(WHAT IS EXPECTED)
Write out every entry exactly as given, but omit the pictures.

(DATASET CONTENT)

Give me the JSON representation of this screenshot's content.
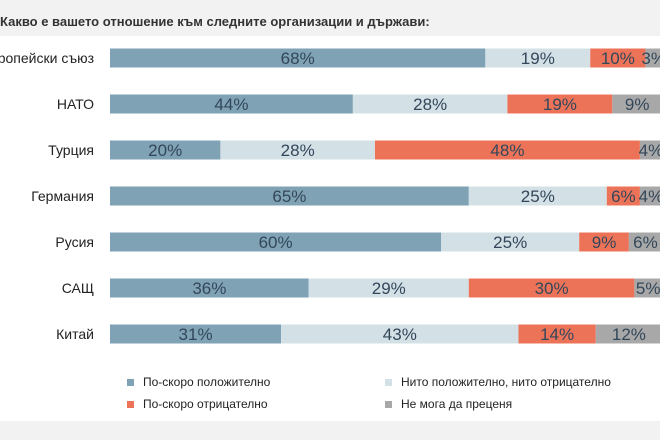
{
  "chart_data": {
    "type": "bar",
    "orientation": "horizontal-stacked-100",
    "title": "Какво е вашето отношение към следните организации и държави:",
    "categories": [
      "Европейски съюз",
      "НАТО",
      "Турция",
      "Германия",
      "Русия",
      "САЩ",
      "Китай"
    ],
    "series": [
      {
        "name": "По-скоро положително",
        "color": "#7fa2b4",
        "values": [
          68,
          44,
          20,
          65,
          60,
          36,
          31
        ]
      },
      {
        "name": "Нито положително, нито отрицателно",
        "color": "#d3e0e6",
        "values": [
          19,
          28,
          28,
          25,
          25,
          29,
          43
        ]
      },
      {
        "name": "По-скоро отрицателно",
        "color": "#ec7358",
        "values": [
          10,
          19,
          48,
          6,
          9,
          30,
          14
        ]
      },
      {
        "name": "Не мога да преценя",
        "color": "#a8a8a8",
        "values": [
          3,
          9,
          4,
          4,
          6,
          5,
          12
        ]
      }
    ],
    "value_suffix": "%",
    "xlim": [
      0,
      100
    ],
    "legend_position": "bottom"
  }
}
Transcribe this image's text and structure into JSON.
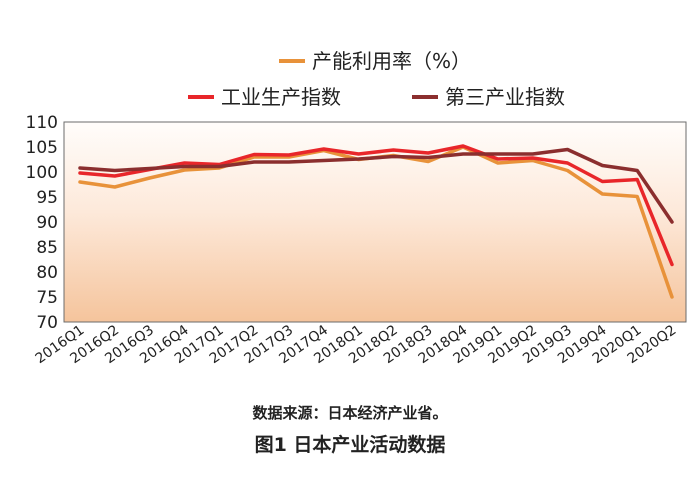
{
  "chart_data": {
    "type": "line",
    "title": "",
    "xlabel": "",
    "ylabel": "",
    "ylim": [
      70,
      110
    ],
    "y_ticks": [
      110,
      105,
      100,
      95,
      90,
      85,
      80,
      75,
      70
    ],
    "grid": false,
    "legend_position": "top",
    "background": "gradient white-to-peach (top to bottom)",
    "categories": [
      "2016Q1",
      "2016Q2",
      "2016Q3",
      "2016Q4",
      "2017Q1",
      "2017Q2",
      "2017Q3",
      "2017Q4",
      "2018Q1",
      "2018Q2",
      "2018Q3",
      "2018Q4",
      "2019Q1",
      "2019Q2",
      "2019Q3",
      "2019Q4",
      "2020Q1",
      "2020Q2"
    ],
    "series": [
      {
        "name": "产能利用率（%）",
        "color": "#E8923A",
        "values": [
          98.0,
          97.0,
          98.8,
          100.4,
          100.8,
          103.0,
          103.0,
          104.3,
          102.5,
          103.3,
          102.1,
          105.0,
          101.8,
          102.3,
          100.3,
          95.6,
          95.1,
          75.0
        ]
      },
      {
        "name": "工业生产指数",
        "color": "#E8262A",
        "values": [
          99.8,
          99.2,
          100.5,
          101.8,
          101.5,
          103.5,
          103.4,
          104.6,
          103.6,
          104.4,
          103.8,
          105.2,
          102.6,
          102.8,
          101.8,
          98.1,
          98.5,
          81.5
        ]
      },
      {
        "name": "第三产业指数",
        "color": "#8B2E2E",
        "values": [
          100.8,
          100.3,
          100.7,
          101.1,
          101.1,
          102.0,
          102.0,
          102.3,
          102.6,
          103.1,
          102.9,
          103.6,
          103.6,
          103.6,
          104.5,
          101.3,
          100.3,
          90.0
        ]
      }
    ]
  },
  "notes": {
    "source": "数据来源：日本经济产业省。",
    "caption": "图1  日本产业活动数据"
  }
}
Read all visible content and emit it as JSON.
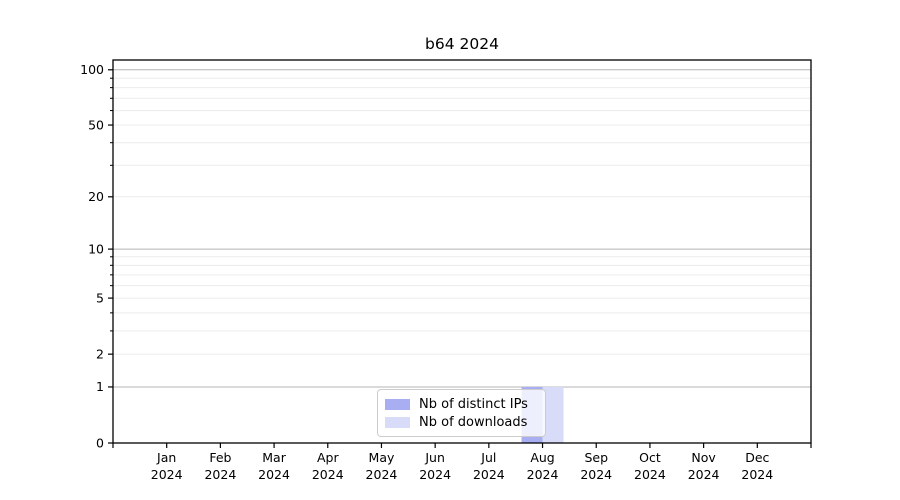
{
  "figure": {
    "background": "#ffffff"
  },
  "chart_data": {
    "type": "bar",
    "title": "b64 2024",
    "categories": [
      "Jan",
      "Feb",
      "Mar",
      "Apr",
      "May",
      "Jun",
      "Jul",
      "Aug",
      "Sep",
      "Oct",
      "Nov",
      "Dec"
    ],
    "category_year": "2024",
    "series": [
      {
        "name": "Nb of distinct IPs",
        "color": "#a9adf2",
        "values": [
          0,
          0,
          0,
          0,
          0,
          0,
          0,
          1,
          0,
          0,
          0,
          0
        ]
      },
      {
        "name": "Nb of downloads",
        "color": "#d9dcf9",
        "values": [
          0,
          0,
          0,
          0,
          0,
          0,
          0,
          1,
          0,
          0,
          0,
          0
        ]
      }
    ],
    "xlabel": "",
    "ylabel": "",
    "y_scale": "log1p",
    "ylim": [
      0,
      113
    ],
    "y_ticks_labeled": [
      0,
      1,
      2,
      5,
      10,
      20,
      50,
      100
    ],
    "y_gridlines_major": [
      1,
      10,
      100
    ],
    "y_gridlines_minor": [
      2,
      3,
      4,
      5,
      6,
      7,
      8,
      9,
      20,
      30,
      40,
      50,
      60,
      70,
      80,
      90
    ],
    "grid": true,
    "legend_position": "lower center"
  },
  "colors": {
    "axis_frame": "#000000",
    "tick_text": "#000000",
    "grid_major": "#b4b4b4",
    "grid_minor": "#ececec",
    "legend_border": "#cccccc"
  }
}
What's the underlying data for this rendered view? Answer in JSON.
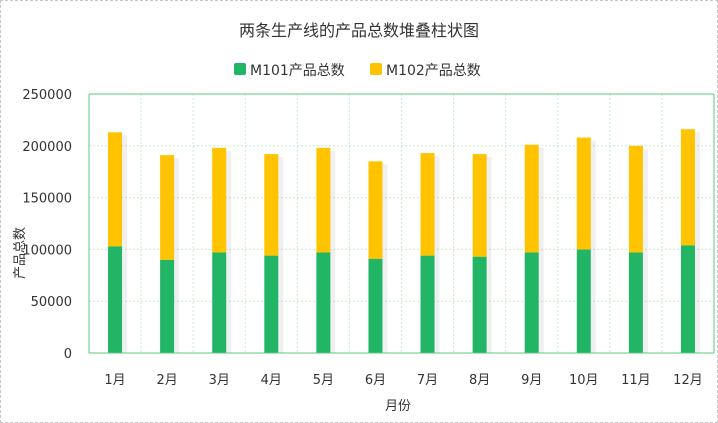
{
  "chart_data": {
    "type": "bar",
    "stacked": true,
    "title": "两条生产线的产品总数堆叠柱状图",
    "xlabel": "月份",
    "ylabel": "产品总数",
    "categories": [
      "1月",
      "2月",
      "3月",
      "4月",
      "5月",
      "6月",
      "7月",
      "8月",
      "9月",
      "10月",
      "11月",
      "12月"
    ],
    "series": [
      {
        "name": "M101产品总数",
        "color": "#22b566",
        "values": [
          103000,
          90000,
          97000,
          94000,
          97000,
          91000,
          94000,
          93000,
          97000,
          100000,
          97000,
          104000
        ]
      },
      {
        "name": "M102产品总数",
        "color": "#ffc300",
        "values": [
          110000,
          101000,
          101000,
          98000,
          101000,
          94000,
          99000,
          99000,
          104000,
          108000,
          103000,
          112000
        ]
      }
    ],
    "ylim": [
      0,
      250000
    ],
    "yticks": [
      0,
      50000,
      100000,
      150000,
      200000,
      250000
    ],
    "grid": true,
    "legend": "top-center",
    "grid_color": "#c8eccf",
    "axis_color": "#5cc87e"
  }
}
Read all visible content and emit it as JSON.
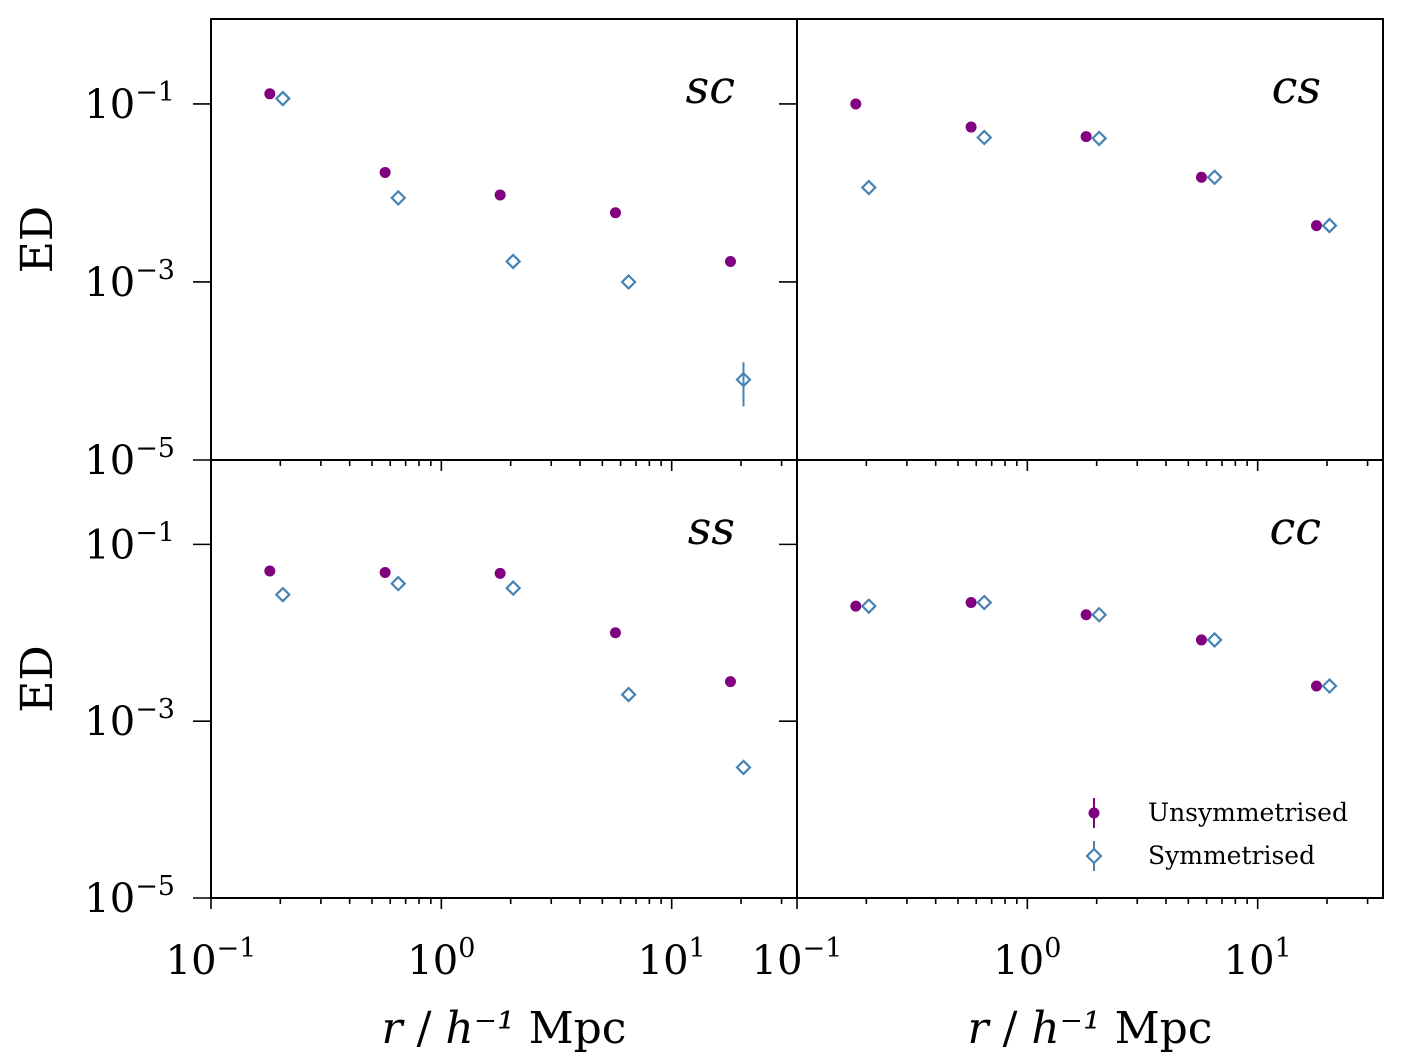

(OUTPUT FOR THIS EXERCISE)
Give me the JSON representation of this screenshot's content.
{
  "chart_data": {
    "type": "bar",
    "orientation": "horizontal-stacked-100",
    "title": "Какво е вашето отношение към следните организации и държави:",
    "categories": [
      "Европейски съюз",
      "НАТО",
      "Турция",
      "Германия",
      "Русия",
      "САЩ",
      "Китай"
    ],
    "series": [
      {
        "name": "По-скоро положително",
        "color": "#7fa2b4",
        "values": [
          68,
          44,
          20,
          65,
          60,
          36,
          31
        ]
      },
      {
        "name": "Нито положително, нито отрицателно",
        "color": "#d3e0e6",
        "values": [
          19,
          28,
          28,
          25,
          25,
          29,
          43
        ]
      },
      {
        "name": "По-скоро отрицателно",
        "color": "#ec7358",
        "values": [
          10,
          19,
          48,
          6,
          9,
          30,
          14
        ]
      },
      {
        "name": "Не мога да преценя",
        "color": "#a8a8a8",
        "values": [
          3,
          9,
          4,
          4,
          6,
          5,
          12
        ]
      }
    ],
    "value_suffix": "%",
    "xlim": [
      0,
      100
    ],
    "legend_position": "bottom"
  }
}
Transcribe this image's text and structure into JSON.
{
  "chart_data": {
    "type": "line",
    "title": "",
    "xlabel": "",
    "ylabel": "",
    "ylim": [
      70,
      110
    ],
    "y_ticks": [
      110,
      105,
      100,
      95,
      90,
      85,
      80,
      75,
      70
    ],
    "grid": false,
    "legend_position": "top",
    "background": "gradient white-to-peach (top to bottom)",
    "categories": [
      "2016Q1",
      "2016Q2",
      "2016Q3",
      "2016Q4",
      "2017Q1",
      "2017Q2",
      "2017Q3",
      "2017Q4",
      "2018Q1",
      "2018Q2",
      "2018Q3",
      "2018Q4",
      "2019Q1",
      "2019Q2",
      "2019Q3",
      "2019Q4",
      "2020Q1",
      "2020Q2"
    ],
    "series": [
      {
        "name": "产能利用率（%）",
        "color": "#E8923A",
        "values": [
          98.0,
          97.0,
          98.8,
          100.4,
          100.8,
          103.0,
          103.0,
          104.3,
          102.5,
          103.3,
          102.1,
          105.0,
          101.8,
          102.3,
          100.3,
          95.6,
          95.1,
          75.0
        ]
      },
      {
        "name": "工业生产指数",
        "color": "#E8262A",
        "values": [
          99.8,
          99.2,
          100.5,
          101.8,
          101.5,
          103.5,
          103.4,
          104.6,
          103.6,
          104.4,
          103.8,
          105.2,
          102.6,
          102.8,
          101.8,
          98.1,
          98.5,
          81.5
        ]
      },
      {
        "name": "第三产业指数",
        "color": "#8B2E2E",
        "values": [
          100.8,
          100.3,
          100.7,
          101.1,
          101.1,
          102.0,
          102.0,
          102.3,
          102.6,
          103.1,
          102.9,
          103.6,
          103.6,
          103.6,
          104.5,
          101.3,
          100.3,
          90.0
        ]
      }
    ]
  },
  "notes": {
    "source": "数据来源：日本经济产业省。",
    "caption": "图1  日本产业活动数据"
  }
}
Read all visible content and emit it as JSON.
{
  "figure": {
    "background": "#ffffff"
  },
  "chart_data": {
    "type": "bar",
    "title": "b64 2024",
    "categories": [
      "Jan",
      "Feb",
      "Mar",
      "Apr",
      "May",
      "Jun",
      "Jul",
      "Aug",
      "Sep",
      "Oct",
      "Nov",
      "Dec"
    ],
    "category_year": "2024",
    "series": [
      {
        "name": "Nb of distinct IPs",
        "color": "#a9adf2",
        "values": [
          0,
          0,
          0,
          0,
          0,
          0,
          0,
          1,
          0,
          0,
          0,
          0
        ]
      },
      {
        "name": "Nb of downloads",
        "color": "#d9dcf9",
        "values": [
          0,
          0,
          0,
          0,
          0,
          0,
          0,
          1,
          0,
          0,
          0,
          0
        ]
      }
    ],
    "xlabel": "",
    "ylabel": "",
    "y_scale": "log1p",
    "ylim": [
      0,
      113
    ],
    "y_ticks_labeled": [
      0,
      1,
      2,
      5,
      10,
      20,
      50,
      100
    ],
    "y_gridlines_major": [
      1,
      10,
      100
    ],
    "y_gridlines_minor": [
      2,
      3,
      4,
      5,
      6,
      7,
      8,
      9,
      20,
      30,
      40,
      50,
      60,
      70,
      80,
      90
    ],
    "grid": true,
    "legend_position": "lower center"
  },
  "colors": {
    "axis_frame": "#000000",
    "tick_text": "#000000",
    "grid_major": "#b4b4b4",
    "grid_minor": "#ececec",
    "legend_border": "#cccccc"
  }
}
What's the underlying data for this rendered view? Answer in JSON.
{
  "chart_data": {
    "type": "bar",
    "stacked": true,
    "title": "两条生产线的产品总数堆叠柱状图",
    "xlabel": "月份",
    "ylabel": "产品总数",
    "categories": [
      "1月",
      "2月",
      "3月",
      "4月",
      "5月",
      "6月",
      "7月",
      "8月",
      "9月",
      "10月",
      "11月",
      "12月"
    ],
    "series": [
      {
        "name": "M101产品总数",
        "color": "#22b566",
        "values": [
          103000,
          90000,
          97000,
          94000,
          97000,
          91000,
          94000,
          93000,
          97000,
          100000,
          97000,
          104000
        ]
      },
      {
        "name": "M102产品总数",
        "color": "#ffc300",
        "values": [
          110000,
          101000,
          101000,
          98000,
          101000,
          94000,
          99000,
          99000,
          104000,
          108000,
          103000,
          112000
        ]
      }
    ],
    "ylim": [
      0,
      250000
    ],
    "yticks": [
      0,
      50000,
      100000,
      150000,
      200000,
      250000
    ],
    "grid": true,
    "legend": "top-center",
    "grid_color": "#c8eccf",
    "axis_color": "#5cc87e"
  }
}
Read all visible content and emit it as JSON.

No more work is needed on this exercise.